**Task statement**:
Check every line below for the word "this" and show those that hold it.
— START OF Entries provided —
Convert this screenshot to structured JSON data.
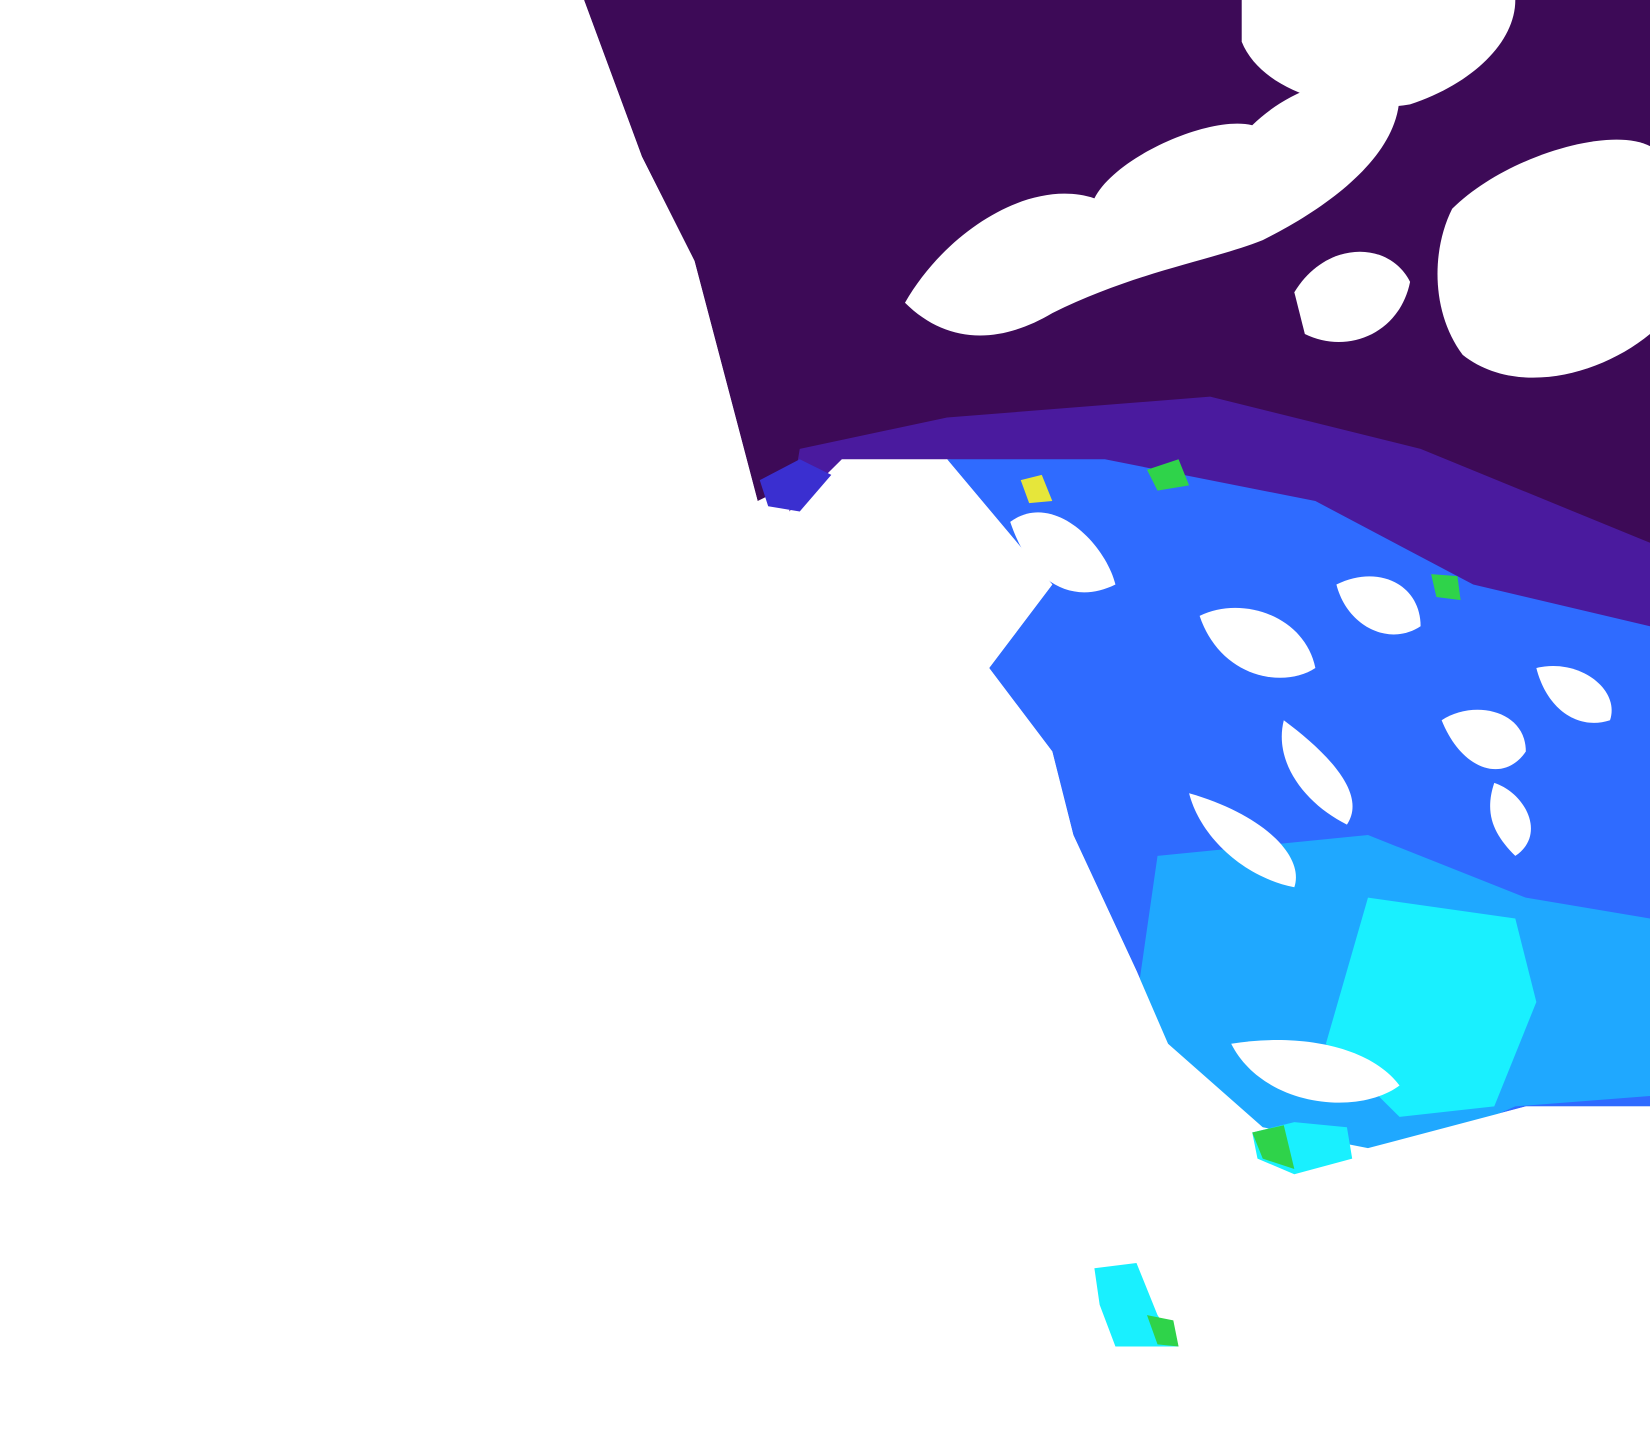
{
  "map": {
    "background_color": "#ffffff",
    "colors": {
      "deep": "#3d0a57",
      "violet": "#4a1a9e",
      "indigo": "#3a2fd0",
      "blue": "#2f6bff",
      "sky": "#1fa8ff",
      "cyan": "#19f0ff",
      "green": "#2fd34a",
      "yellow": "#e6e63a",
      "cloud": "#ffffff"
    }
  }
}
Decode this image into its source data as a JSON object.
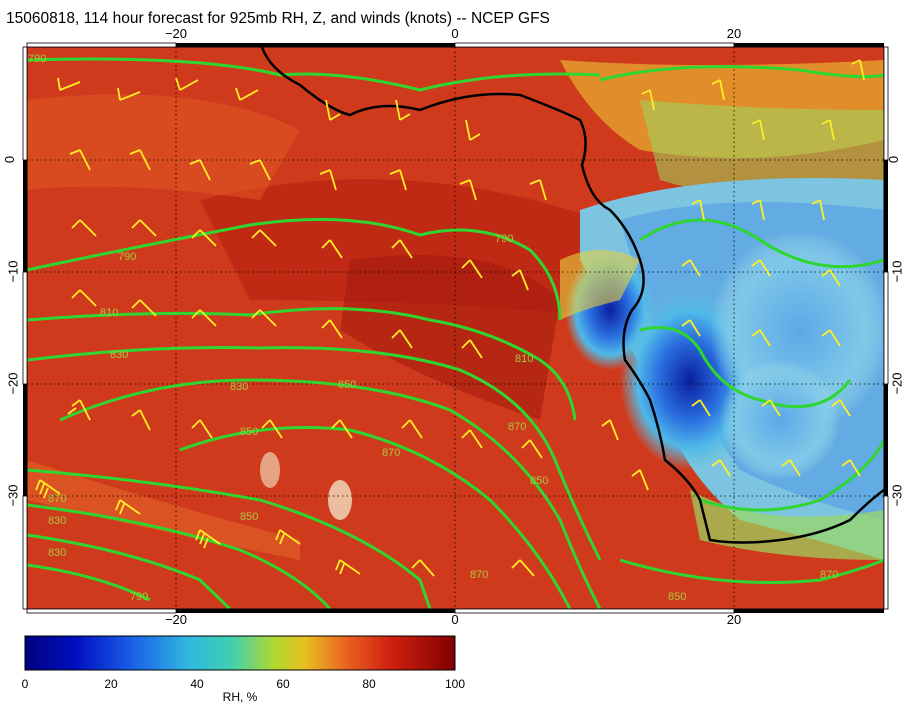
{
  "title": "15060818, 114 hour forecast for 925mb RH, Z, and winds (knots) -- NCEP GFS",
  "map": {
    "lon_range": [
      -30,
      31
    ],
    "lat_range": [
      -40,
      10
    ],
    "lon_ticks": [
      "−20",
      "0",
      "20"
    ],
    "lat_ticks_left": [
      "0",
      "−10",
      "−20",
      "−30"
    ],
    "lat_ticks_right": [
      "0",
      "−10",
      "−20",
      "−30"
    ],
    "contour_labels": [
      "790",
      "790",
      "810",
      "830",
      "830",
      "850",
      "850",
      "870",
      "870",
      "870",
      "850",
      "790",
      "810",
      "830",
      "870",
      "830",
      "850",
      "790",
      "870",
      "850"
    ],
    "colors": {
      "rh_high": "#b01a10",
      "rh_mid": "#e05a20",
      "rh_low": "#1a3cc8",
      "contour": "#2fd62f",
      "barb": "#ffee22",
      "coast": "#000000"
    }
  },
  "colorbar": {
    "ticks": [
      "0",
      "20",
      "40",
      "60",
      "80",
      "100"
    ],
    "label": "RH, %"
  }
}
— END OF Entries provided —
**In response**:
Convert this screenshot to structured JSON data.
Decode this image into its source data as a JSON object.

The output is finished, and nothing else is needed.